--- Input for this task ---

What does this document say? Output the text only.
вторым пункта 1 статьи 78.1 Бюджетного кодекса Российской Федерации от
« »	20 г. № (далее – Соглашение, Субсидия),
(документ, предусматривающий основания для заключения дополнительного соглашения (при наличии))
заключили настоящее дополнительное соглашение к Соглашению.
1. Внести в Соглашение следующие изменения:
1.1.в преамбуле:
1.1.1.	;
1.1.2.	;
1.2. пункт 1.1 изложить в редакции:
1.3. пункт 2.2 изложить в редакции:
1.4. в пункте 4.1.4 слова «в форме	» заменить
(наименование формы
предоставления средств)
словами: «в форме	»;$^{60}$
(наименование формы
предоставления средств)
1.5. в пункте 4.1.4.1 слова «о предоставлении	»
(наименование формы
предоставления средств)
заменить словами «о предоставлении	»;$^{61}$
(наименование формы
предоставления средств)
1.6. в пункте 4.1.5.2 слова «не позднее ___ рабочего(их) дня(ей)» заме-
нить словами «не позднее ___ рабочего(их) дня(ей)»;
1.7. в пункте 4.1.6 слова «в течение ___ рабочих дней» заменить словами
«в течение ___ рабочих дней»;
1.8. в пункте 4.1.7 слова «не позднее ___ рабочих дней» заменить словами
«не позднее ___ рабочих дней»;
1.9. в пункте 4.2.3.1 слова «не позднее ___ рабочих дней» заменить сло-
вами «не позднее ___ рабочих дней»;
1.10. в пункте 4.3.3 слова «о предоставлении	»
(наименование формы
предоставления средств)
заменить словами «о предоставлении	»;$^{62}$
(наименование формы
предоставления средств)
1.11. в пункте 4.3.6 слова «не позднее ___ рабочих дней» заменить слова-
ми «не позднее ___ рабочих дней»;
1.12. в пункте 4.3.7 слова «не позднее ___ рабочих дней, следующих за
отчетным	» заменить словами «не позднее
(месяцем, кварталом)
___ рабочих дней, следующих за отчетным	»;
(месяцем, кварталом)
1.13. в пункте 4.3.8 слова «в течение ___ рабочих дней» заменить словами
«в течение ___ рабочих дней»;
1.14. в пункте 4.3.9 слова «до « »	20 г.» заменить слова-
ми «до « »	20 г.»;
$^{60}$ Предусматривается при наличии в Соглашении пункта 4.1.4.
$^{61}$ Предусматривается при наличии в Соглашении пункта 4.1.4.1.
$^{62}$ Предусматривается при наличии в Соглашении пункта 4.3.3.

---

- _What to do_
Retype the records that precede this task, keeping them exactly the same.

- _Answer to this problem_
What does this document say? Output the text only.
вторым пункта 1 статьи 78.1 Бюджетного кодекса Российской Федерации от
« »	20 г. № (далее – Соглашение, Субсидия),
(документ, предусматривающий основания для заключения дополнительного соглашения (при наличии))
заключили настоящее дополнительное соглашение к Соглашению.
1. Внести в Соглашение следующие изменения:
1.1.в преамбуле:
1.1.1.	;
1.1.2.	;
1.2. пункт 1.1 изложить в редакции:
1.3. пункт 2.2 изложить в редакции:
1.4. в пункте 4.1.4 слова «в форме	» заменить
(наименование формы
предоставления средств)
словами: «в форме	»;$^{60}$
(наименование формы
предоставления средств)
1.5. в пункте 4.1.4.1 слова «о предоставлении	»
(наименование формы
предоставления средств)
заменить словами «о предоставлении	»;$^{61}$
(наименование формы
предоставления средств)
1.6. в пункте 4.1.5.2 слова «не позднее ___ рабочего(их) дня(ей)» заме-
нить словами «не позднее ___ рабочего(их) дня(ей)»;
1.7. в пункте 4.1.6 слова «в течение ___ рабочих дней» заменить словами
«в течение ___ рабочих дней»;
1.8. в пункте 4.1.7 слова «не позднее ___ рабочих дней» заменить словами
«не позднее ___ рабочих дней»;
1.9. в пункте 4.2.3.1 слова «не позднее ___ рабочих дней» заменить сло-
вами «не позднее ___ рабочих дней»;
1.10. в пункте 4.3.3 слова «о предоставлении	»
(наименование формы
предоставления средств)
заменить словами «о предоставлении	»;$^{62}$
(наименование формы
предоставления средств)
1.11. в пункте 4.3.6 слова «не позднее ___ рабочих дней» заменить слова-
ми «не позднее ___ рабочих дней»;
1.12. в пункте 4.3.7 слова «не позднее ___ рабочих дней, следующих за
отчетным	» заменить словами «не позднее
(месяцем, кварталом)
___ рабочих дней, следующих за отчетным	»;
(месяцем, кварталом)
1.13. в пункте 4.3.8 слова «в течение ___ рабочих дней» заменить словами
«в течение ___ рабочих дней»;
1.14. в пункте 4.3.9 слова «до « »	20 г.» заменить слова-
ми «до « »	20 г.»;
$^{60}$ Предусматривается при наличии в Соглашении пункта 4.1.4.
$^{61}$ Предусматривается при наличии в Соглашении пункта 4.1.4.1.
$^{62}$ Предусматривается при наличии в Соглашении пункта 4.3.3.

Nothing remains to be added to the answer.